- _INSTRUCTIONS TO FOLLOW_:
Reproduce every line in the listing that contains the word "已知函数".
★ ★ ★ ★ ★ ★ ★
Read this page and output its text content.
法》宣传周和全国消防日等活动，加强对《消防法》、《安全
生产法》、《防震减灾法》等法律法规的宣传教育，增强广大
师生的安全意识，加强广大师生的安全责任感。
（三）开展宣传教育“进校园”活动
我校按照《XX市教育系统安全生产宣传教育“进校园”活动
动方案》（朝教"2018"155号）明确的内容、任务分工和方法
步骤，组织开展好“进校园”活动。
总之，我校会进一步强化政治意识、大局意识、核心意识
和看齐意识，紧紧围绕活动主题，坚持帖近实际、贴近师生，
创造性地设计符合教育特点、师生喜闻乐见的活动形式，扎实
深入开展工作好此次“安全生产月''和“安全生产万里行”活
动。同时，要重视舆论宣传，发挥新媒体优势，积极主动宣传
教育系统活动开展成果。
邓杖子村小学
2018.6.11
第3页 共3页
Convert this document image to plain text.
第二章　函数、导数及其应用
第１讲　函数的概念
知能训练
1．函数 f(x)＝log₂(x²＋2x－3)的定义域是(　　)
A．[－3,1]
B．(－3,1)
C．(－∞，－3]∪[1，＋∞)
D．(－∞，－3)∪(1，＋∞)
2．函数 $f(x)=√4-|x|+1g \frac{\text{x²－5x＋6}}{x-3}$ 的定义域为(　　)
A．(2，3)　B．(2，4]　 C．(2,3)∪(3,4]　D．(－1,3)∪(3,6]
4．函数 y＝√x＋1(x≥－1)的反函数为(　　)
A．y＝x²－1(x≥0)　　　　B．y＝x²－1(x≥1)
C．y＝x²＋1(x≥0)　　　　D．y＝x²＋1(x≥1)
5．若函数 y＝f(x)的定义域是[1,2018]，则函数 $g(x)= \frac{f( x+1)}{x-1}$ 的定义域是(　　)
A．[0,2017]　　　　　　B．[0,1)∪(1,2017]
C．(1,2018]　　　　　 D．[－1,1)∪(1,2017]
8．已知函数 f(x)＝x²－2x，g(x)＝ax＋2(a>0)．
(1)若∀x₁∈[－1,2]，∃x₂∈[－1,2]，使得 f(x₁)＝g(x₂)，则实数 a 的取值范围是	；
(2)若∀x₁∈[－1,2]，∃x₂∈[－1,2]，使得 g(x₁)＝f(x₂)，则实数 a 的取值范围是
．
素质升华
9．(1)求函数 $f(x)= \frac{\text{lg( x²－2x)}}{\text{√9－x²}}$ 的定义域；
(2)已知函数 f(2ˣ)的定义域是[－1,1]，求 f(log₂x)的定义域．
★ ★ ★ ★ ★ ★ ★
- _RESPONSE TO THE EXERCISE_:
8．已知函数 f(x)＝x²－2x，g(x)＝ax＋2(a>0)．
(2)已知函数 f(2ˣ)的定义域是[－1,1]，求 f(log₂x)的定义域．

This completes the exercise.